_EXERCISE REQUIREMENTS:_
a) Copy the passage on organizing information for memory word for word, starting with "Why? There are" and going on through "Every attempt counts.".
b) Write the next part of the passage on the SQ3R study method, picking up after its final sentence.

To increase your ability to remember, organizing information is key. You already know that your memory works associatively. However, if you store tomatoes in the category vegetable, you might want to rethink your fruits.

Thankfully over time books evolved into well organized tomes of information. Most modern textbooks actually make use of a full array of didactic measures to facilitate learning. Sadly enough, since you are not a professional educator, these measures are often lost on you. Reading the main text is hard enough as it is, right?

The Student Achievement Program SQ3R

Disney’s Dumbo

Even though you think associatively, clustering information will make it easier for you to remember. As you think of an elephant’s snout or massive body, it becomes easier to describe the other parts of this majestic animal, in turn making it easier to recollect any knowledge you possess about elephants in general. But it’s all categorized somewhere around elephant.

Before you read a chapter go back to the index, or table of contents. Here you will find a list of topics that will be covered in the chapter you are about to read. Ask yourself the following questions:

  1. What do I know about the topic I am about to read?
  2. What do I know about the first topic of the chapter?
  3. What do I know about the second topic of the chapter?
The Student Achievement Program SQ3R

An example of a survey-question-doodle…

And write down what you are thinking! Either in a mind map create a short overview per topic of the knowledge you can connect it to, or scribble some notes; but be involved!

Why? There are two reasons. First of all, when you, before you take  in new knowledge, access the existing memories on, or related to, the topic, you are building the connections in your brain. The more frequently you access these memories through these connections, the easier recall becomes. Every attempt counts.

Second, you immediately start organizing this new within the relevant memories. When roaming about a certain topic in your mind, you increase the likeliness of you stumbling upon the association you are looking for. This puts making the connection in a different light, doesn’t it.  

Comprehensive reading. Now the reading starts. With the topic outline in mind, begin reading the text, sticking to the important topics and their context. Where you can, copy the key terms and their descriptors, while placing them in the context of the main topic. Can you do this? If this is hard, it means that you are constructing, through your effort, the frame of reference upon which you can build more knowledge.

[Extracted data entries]
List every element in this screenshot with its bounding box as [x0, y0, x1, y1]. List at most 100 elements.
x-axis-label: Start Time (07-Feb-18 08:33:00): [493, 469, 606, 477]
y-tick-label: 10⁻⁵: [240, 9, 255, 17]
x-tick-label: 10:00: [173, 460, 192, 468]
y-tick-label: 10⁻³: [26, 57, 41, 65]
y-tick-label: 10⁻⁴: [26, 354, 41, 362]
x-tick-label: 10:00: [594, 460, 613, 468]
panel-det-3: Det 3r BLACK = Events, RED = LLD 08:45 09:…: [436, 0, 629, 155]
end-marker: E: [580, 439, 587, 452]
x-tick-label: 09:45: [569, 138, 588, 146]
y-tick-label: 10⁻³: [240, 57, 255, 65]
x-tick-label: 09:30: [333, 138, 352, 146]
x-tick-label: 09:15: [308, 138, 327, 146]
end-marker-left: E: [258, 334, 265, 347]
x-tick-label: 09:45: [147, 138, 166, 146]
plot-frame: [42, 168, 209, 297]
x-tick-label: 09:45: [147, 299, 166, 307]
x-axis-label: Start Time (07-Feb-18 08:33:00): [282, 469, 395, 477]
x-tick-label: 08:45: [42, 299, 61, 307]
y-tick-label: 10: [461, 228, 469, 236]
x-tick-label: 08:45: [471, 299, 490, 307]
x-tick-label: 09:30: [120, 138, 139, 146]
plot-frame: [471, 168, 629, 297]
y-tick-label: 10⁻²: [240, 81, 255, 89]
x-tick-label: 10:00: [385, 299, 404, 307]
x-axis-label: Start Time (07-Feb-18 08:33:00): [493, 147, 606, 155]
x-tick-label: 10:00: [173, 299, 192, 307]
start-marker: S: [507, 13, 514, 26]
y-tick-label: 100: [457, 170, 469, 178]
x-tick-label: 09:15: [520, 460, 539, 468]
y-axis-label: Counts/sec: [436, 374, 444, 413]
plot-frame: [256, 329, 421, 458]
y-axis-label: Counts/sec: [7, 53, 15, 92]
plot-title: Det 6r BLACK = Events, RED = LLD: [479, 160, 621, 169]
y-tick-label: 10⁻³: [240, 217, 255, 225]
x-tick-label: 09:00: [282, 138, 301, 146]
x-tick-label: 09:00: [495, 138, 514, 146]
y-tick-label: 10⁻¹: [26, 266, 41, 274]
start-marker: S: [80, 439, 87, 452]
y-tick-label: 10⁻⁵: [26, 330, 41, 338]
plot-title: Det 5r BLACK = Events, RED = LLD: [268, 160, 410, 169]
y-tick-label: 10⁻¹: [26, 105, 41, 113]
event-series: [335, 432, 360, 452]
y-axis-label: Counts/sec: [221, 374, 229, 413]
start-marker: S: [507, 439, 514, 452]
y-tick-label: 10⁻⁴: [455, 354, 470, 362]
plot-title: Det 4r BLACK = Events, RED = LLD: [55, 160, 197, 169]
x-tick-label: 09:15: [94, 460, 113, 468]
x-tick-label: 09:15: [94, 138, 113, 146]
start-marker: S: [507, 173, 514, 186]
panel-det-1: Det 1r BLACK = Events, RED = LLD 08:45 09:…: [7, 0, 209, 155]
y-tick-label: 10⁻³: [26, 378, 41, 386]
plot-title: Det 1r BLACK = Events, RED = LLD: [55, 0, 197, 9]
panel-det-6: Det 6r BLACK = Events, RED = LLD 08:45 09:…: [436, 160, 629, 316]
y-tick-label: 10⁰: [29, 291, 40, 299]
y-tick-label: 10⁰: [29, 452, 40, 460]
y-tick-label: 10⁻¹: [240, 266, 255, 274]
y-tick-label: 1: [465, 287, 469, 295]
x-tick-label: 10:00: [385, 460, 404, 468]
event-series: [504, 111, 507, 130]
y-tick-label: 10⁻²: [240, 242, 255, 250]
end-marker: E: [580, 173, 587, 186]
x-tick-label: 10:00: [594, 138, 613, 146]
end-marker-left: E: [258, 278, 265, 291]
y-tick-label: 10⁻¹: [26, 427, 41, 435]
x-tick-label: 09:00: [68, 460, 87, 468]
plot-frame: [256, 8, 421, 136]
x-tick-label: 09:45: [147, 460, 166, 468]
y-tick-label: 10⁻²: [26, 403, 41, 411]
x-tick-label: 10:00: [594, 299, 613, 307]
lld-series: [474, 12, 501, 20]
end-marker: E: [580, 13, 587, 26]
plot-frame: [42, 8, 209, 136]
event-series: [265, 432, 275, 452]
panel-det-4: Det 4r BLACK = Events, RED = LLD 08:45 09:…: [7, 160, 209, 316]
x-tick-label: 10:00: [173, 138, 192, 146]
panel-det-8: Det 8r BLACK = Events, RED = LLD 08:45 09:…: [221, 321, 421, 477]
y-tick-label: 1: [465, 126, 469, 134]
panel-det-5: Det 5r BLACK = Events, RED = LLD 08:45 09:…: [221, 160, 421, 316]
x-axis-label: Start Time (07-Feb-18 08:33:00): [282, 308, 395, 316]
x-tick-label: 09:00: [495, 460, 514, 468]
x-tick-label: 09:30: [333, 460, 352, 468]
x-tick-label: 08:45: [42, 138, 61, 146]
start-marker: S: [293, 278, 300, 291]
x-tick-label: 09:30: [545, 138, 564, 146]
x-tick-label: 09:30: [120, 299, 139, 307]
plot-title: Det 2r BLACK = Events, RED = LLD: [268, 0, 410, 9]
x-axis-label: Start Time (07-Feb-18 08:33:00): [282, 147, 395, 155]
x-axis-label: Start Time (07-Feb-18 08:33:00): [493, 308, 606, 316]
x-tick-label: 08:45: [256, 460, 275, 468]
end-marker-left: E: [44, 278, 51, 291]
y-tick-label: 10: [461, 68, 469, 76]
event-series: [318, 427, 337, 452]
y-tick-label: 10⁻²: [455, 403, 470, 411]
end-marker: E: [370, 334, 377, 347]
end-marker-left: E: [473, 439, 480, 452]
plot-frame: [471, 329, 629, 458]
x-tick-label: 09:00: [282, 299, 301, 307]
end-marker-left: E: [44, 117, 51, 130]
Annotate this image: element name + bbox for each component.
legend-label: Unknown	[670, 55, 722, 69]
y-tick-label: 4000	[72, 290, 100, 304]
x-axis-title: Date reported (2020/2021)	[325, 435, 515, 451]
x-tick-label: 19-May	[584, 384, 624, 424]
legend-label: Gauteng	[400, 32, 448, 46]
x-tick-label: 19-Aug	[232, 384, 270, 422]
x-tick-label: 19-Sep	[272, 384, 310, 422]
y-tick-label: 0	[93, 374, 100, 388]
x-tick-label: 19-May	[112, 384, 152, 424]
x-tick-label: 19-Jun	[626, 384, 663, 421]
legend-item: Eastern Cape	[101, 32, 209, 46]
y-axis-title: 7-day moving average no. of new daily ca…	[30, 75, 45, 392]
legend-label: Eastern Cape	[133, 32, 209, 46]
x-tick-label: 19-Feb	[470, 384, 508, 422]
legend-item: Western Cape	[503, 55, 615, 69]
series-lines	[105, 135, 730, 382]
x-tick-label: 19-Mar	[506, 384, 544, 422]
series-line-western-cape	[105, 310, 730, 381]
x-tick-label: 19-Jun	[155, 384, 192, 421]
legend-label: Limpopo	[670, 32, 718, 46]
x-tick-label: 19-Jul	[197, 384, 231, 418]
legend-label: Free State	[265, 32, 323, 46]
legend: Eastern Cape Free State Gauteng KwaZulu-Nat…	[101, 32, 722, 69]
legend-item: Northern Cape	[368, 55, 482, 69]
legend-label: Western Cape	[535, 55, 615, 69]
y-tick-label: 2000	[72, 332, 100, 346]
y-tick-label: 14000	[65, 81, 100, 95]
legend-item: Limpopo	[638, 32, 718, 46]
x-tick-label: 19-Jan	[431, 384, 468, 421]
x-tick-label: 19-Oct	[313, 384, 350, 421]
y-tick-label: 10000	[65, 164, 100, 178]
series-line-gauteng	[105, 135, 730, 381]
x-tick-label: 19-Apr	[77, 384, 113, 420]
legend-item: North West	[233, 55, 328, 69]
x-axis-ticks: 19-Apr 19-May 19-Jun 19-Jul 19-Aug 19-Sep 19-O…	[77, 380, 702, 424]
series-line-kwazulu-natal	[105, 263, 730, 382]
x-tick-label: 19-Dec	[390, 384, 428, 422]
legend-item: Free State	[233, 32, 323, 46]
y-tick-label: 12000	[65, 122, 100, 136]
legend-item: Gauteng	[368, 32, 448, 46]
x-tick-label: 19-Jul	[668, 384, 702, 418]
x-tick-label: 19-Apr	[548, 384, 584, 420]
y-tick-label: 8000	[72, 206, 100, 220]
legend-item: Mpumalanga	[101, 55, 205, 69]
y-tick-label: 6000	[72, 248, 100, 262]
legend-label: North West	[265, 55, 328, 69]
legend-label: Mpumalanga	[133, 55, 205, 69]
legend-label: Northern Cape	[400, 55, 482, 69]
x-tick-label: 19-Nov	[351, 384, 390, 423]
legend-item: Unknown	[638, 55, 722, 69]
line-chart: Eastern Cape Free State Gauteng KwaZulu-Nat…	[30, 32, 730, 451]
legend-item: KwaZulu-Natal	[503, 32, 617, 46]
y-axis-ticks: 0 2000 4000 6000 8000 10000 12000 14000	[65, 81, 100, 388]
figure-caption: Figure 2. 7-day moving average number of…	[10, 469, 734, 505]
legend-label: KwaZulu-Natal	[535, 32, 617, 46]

_ANSWER SECTION:_
a)
Why? There are two reasons. First of all, when you, before you take  in new knowledge, access the existing memories on, or related to, the topic, you are building the connections in your brain. The more frequently you access these memories through these connections, the easier recall becomes. Every attempt counts.

b)
The Student Achievement Program SQ3RIf the learning is difficult, it does not mean that you are not intelligent; rather it means that you are stretching your intelligence, growing in your ability to comprehend and use this new information.

Our brain has the ability to easily recognize and organize known constructs; new concepts need to be formed and categorized. The latter takes time and energy – that is why you may feel very tired after reading just one page of neuroscience-related articles when your field of study is sports management.

By asking yourself questions while you read and paraphrasing the material, either in mind maps or notes, you engage your brain in the material.

You are almost there! When you have completed a paragraph, or a chapter read back your notes to yourself. You may do this out loud – it is called recite for a reason. Can you answer the questions you posed to yourself when you began reading? What do you remember? Which elements do you forget? Can you think of a way to connect these elements to what you do remember?

In the end, over time you can review your notes. When you start of by answering the questions you had at the onset, you immediately move from passively reviewing to actively searching your brain for what you remember about the material.

Reviewing get’s easier over time, and as the new becomes a part of your framework, you enable yourself to learn new, more complex concepts based on these fundamentals even faster. By putting in the effort in when you start with chapter one, you make comprehension of chapter eight easier.

So, Survey, Question, Read, Recite and Review. SQ3R. Give it a try – it works. Science fact.